- Task instructions: Filter the records below for the word "title". Copy each line that holds it.

- Data extract:

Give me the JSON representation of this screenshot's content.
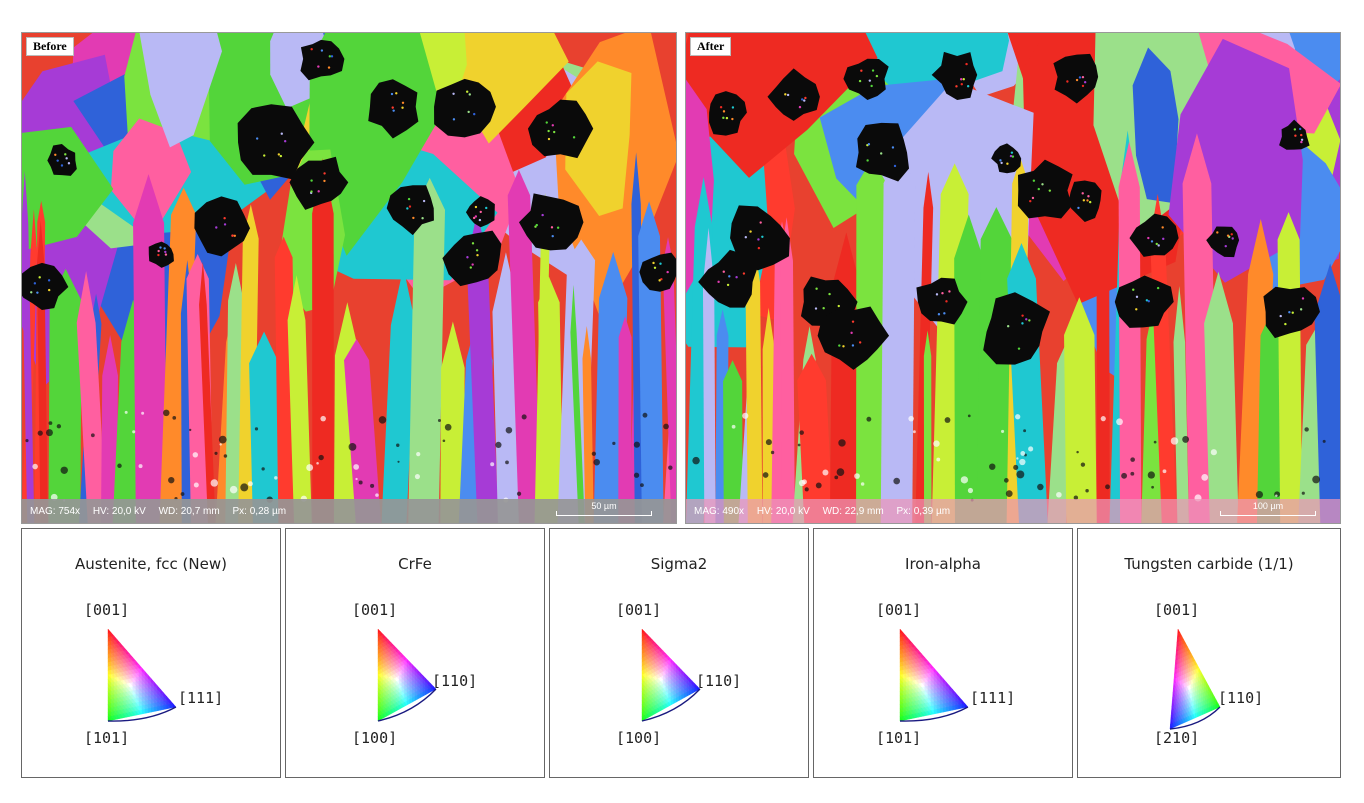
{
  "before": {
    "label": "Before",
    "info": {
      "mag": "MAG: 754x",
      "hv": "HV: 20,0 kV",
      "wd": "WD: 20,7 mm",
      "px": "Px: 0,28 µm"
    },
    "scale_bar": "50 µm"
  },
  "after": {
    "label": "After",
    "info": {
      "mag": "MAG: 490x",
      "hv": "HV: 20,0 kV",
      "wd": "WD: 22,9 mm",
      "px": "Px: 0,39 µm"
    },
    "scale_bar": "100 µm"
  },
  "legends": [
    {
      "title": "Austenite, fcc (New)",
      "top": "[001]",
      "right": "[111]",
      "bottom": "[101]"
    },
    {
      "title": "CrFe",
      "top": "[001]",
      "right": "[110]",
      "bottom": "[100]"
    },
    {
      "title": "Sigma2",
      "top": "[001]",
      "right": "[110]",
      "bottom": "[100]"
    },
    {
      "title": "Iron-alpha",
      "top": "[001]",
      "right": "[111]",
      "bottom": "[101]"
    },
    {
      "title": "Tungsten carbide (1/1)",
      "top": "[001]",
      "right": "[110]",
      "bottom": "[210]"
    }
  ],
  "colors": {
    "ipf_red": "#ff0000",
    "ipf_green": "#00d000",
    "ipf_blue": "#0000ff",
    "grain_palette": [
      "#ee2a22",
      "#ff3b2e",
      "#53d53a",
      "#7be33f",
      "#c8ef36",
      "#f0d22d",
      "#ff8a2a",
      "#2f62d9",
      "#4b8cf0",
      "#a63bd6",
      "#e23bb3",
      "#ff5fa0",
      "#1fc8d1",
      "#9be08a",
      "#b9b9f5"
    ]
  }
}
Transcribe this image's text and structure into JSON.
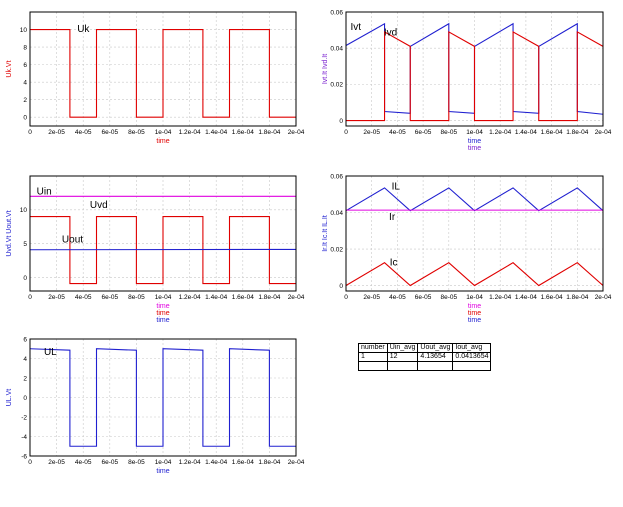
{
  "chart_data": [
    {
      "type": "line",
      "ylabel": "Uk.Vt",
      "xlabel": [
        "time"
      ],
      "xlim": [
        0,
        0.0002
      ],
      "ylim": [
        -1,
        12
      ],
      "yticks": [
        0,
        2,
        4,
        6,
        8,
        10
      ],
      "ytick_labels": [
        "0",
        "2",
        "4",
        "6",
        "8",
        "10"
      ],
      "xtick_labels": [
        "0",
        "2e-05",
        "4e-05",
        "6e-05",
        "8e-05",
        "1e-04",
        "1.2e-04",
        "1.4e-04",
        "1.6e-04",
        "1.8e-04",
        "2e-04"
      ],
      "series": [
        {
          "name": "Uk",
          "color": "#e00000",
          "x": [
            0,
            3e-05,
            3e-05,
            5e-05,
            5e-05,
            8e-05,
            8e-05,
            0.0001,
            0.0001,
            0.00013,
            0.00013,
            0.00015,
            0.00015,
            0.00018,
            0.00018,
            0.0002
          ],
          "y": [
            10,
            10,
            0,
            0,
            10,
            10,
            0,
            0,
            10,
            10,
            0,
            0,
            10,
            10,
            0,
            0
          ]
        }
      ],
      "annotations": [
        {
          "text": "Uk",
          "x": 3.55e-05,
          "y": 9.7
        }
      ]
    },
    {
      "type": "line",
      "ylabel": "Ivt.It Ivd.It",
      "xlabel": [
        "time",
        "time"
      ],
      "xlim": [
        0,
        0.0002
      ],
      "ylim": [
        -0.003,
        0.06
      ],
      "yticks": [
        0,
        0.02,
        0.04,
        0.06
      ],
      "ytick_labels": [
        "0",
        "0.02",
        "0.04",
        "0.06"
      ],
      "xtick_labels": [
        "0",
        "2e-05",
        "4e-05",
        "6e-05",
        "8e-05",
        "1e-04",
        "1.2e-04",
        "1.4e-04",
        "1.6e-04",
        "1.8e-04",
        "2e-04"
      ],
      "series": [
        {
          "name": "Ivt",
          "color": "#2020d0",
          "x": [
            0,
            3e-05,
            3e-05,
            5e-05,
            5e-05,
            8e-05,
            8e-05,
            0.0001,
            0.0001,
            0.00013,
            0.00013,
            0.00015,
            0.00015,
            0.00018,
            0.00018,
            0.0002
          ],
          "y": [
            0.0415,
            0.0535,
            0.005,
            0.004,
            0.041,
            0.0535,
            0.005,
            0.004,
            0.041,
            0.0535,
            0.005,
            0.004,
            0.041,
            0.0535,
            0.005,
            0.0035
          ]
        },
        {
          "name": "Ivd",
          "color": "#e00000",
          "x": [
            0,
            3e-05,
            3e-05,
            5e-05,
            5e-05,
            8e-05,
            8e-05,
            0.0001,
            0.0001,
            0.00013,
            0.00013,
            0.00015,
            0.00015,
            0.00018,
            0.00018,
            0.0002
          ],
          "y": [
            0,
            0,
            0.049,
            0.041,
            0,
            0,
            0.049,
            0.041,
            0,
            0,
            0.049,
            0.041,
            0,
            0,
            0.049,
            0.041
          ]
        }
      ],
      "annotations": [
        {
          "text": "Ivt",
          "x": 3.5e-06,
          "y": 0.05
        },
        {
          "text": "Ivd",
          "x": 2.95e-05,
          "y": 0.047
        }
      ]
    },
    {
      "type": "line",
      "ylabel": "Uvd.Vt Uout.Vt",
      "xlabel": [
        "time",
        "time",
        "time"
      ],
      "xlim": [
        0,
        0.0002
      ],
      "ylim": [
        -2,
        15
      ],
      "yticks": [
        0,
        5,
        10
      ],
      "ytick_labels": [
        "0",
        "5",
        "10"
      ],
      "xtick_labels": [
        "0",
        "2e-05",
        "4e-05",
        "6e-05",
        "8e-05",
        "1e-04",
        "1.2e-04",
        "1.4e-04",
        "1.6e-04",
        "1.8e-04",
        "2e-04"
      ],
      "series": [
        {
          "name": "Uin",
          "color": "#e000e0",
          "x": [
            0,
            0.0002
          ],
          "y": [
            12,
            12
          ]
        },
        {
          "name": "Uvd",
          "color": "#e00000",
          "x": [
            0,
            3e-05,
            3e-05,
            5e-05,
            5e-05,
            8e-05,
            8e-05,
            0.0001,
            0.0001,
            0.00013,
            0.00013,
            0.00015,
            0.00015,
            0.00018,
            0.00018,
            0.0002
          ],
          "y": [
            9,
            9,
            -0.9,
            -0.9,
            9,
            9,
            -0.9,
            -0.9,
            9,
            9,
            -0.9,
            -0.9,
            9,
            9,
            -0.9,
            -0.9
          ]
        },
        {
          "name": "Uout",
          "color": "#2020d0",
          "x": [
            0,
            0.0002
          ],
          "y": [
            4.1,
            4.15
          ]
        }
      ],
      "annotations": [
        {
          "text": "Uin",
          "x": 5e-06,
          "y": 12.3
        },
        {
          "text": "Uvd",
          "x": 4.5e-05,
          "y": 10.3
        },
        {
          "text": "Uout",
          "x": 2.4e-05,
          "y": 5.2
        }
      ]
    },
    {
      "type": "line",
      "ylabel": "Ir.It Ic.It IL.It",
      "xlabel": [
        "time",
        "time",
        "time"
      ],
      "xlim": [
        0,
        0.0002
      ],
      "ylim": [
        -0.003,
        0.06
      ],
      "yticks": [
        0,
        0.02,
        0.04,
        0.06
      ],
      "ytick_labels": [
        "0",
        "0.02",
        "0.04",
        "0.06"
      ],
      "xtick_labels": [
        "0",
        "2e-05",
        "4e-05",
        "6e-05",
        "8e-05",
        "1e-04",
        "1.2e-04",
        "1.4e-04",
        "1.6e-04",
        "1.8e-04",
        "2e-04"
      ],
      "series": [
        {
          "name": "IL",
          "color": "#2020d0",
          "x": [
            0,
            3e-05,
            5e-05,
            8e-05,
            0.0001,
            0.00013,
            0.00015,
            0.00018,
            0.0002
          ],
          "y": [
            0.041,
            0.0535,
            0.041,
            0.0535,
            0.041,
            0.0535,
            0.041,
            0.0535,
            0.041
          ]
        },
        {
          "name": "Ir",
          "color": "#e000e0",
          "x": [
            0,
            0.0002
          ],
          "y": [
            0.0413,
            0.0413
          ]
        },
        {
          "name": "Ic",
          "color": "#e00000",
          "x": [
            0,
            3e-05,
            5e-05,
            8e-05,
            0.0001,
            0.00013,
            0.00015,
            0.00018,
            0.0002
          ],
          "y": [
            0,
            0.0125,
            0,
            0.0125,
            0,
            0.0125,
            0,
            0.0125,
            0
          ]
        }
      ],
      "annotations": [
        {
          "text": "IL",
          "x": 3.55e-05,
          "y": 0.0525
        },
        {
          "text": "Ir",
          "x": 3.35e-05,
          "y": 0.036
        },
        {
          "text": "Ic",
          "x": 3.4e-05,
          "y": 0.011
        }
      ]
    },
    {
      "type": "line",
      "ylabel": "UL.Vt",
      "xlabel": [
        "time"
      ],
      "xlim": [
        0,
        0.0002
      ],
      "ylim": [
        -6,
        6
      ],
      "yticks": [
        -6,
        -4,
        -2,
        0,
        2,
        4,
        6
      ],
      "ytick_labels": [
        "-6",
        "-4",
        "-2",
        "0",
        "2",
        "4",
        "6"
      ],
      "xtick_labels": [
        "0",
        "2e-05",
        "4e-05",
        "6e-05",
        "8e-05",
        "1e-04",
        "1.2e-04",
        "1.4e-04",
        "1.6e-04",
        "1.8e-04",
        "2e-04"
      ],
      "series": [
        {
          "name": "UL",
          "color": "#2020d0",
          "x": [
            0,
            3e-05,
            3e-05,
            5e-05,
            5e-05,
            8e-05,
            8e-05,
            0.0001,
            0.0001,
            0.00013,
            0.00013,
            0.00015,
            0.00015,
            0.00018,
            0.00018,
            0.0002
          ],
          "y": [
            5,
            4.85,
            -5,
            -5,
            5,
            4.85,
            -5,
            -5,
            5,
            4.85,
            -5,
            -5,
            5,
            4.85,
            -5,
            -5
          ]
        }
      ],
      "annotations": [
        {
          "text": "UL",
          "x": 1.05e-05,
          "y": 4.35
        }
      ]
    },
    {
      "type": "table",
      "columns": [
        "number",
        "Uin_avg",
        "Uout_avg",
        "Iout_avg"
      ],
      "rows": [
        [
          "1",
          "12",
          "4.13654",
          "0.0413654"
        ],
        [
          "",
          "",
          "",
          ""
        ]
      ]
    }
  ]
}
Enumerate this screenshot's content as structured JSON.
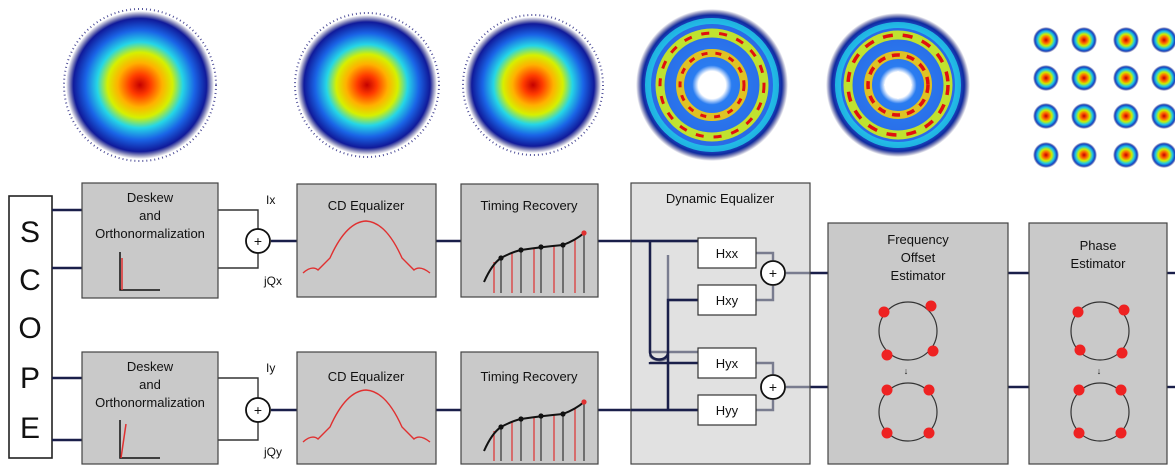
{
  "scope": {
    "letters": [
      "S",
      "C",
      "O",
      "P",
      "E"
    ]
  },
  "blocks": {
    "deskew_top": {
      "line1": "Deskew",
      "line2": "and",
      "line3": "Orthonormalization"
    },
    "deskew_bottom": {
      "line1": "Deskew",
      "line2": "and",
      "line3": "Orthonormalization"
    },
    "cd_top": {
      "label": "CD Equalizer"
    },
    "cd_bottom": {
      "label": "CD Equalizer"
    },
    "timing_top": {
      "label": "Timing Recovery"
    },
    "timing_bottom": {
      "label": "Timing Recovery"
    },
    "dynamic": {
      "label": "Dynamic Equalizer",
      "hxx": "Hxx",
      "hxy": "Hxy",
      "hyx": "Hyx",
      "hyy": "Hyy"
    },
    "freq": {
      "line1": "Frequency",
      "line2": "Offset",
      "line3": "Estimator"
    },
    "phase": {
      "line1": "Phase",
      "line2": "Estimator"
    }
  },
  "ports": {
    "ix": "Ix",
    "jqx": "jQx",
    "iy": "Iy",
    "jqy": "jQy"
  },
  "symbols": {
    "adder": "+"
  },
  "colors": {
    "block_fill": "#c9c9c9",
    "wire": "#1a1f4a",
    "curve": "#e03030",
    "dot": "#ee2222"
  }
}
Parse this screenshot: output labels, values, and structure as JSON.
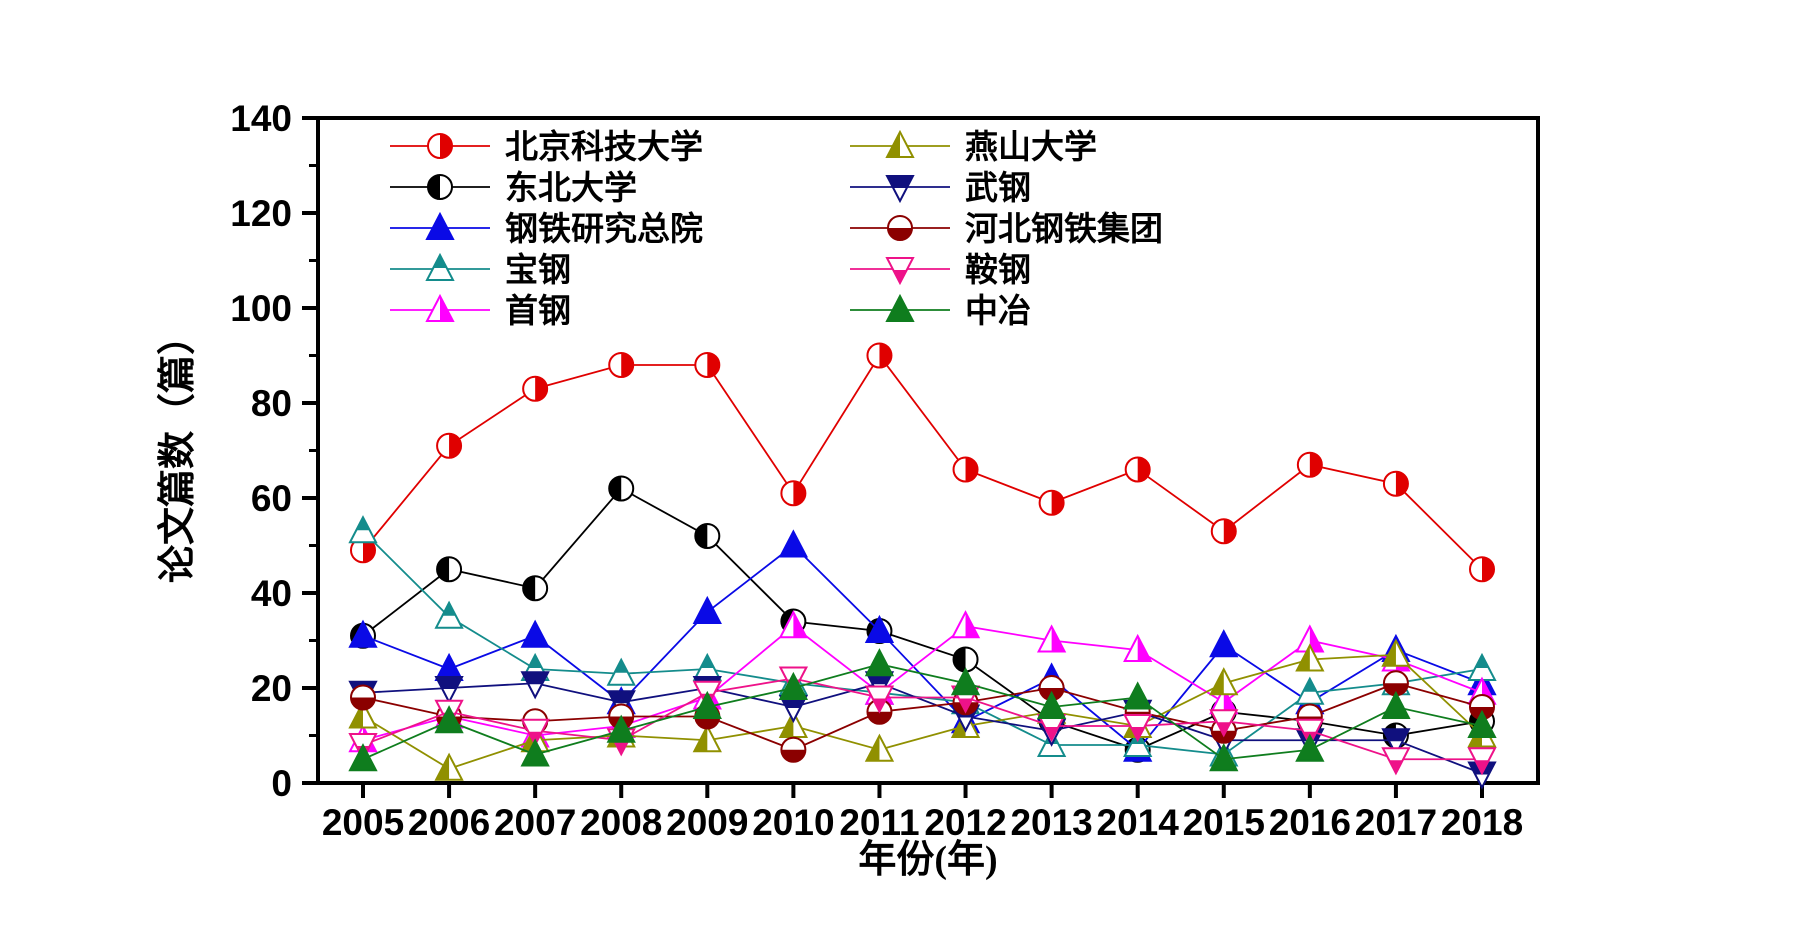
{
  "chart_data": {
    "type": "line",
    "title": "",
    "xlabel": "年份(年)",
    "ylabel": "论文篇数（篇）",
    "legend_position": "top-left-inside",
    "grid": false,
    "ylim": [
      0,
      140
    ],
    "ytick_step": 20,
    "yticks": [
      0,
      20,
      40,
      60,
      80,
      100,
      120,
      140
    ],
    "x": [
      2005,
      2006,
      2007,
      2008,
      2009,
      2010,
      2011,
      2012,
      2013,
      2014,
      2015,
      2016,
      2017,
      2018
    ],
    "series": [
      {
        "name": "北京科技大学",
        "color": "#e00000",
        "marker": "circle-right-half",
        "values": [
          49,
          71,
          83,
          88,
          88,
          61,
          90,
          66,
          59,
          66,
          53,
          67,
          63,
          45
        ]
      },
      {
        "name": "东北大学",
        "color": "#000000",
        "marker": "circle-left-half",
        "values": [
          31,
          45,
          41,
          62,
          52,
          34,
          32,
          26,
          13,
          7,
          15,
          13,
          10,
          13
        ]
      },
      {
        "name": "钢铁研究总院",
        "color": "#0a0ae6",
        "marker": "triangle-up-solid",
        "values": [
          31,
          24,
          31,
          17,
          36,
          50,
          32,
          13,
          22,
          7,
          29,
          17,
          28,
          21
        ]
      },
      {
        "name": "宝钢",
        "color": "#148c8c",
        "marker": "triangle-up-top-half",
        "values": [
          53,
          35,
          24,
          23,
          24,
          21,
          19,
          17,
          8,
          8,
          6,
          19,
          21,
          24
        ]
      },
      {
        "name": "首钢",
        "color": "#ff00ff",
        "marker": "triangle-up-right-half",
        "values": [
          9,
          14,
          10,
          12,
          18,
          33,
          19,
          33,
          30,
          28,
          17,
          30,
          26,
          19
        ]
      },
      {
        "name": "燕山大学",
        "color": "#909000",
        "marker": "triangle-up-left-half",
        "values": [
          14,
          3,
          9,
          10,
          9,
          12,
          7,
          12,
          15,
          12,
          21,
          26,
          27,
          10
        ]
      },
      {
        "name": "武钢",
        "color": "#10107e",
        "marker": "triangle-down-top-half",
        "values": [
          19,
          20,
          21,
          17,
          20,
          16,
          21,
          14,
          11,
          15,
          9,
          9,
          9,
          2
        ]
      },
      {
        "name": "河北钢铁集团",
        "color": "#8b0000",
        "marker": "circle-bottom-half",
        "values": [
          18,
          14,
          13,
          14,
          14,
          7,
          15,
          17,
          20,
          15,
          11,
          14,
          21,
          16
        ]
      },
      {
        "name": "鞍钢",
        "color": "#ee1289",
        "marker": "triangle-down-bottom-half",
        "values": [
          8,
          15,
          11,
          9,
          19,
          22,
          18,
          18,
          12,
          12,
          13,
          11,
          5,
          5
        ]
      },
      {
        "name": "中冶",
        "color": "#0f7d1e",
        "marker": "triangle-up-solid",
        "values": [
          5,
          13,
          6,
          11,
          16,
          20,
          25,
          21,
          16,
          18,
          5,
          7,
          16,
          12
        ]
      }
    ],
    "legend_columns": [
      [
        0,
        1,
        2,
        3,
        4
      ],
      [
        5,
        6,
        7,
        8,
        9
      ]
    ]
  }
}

- Answer for this exercise:
      "title": "Austenite, fcc (New)",
      "title": "CrFe",
      "title": "Sigma2",
      "title": "Iron-alpha",
      "title": "Tungsten carbide (1/1)",
    "title": "",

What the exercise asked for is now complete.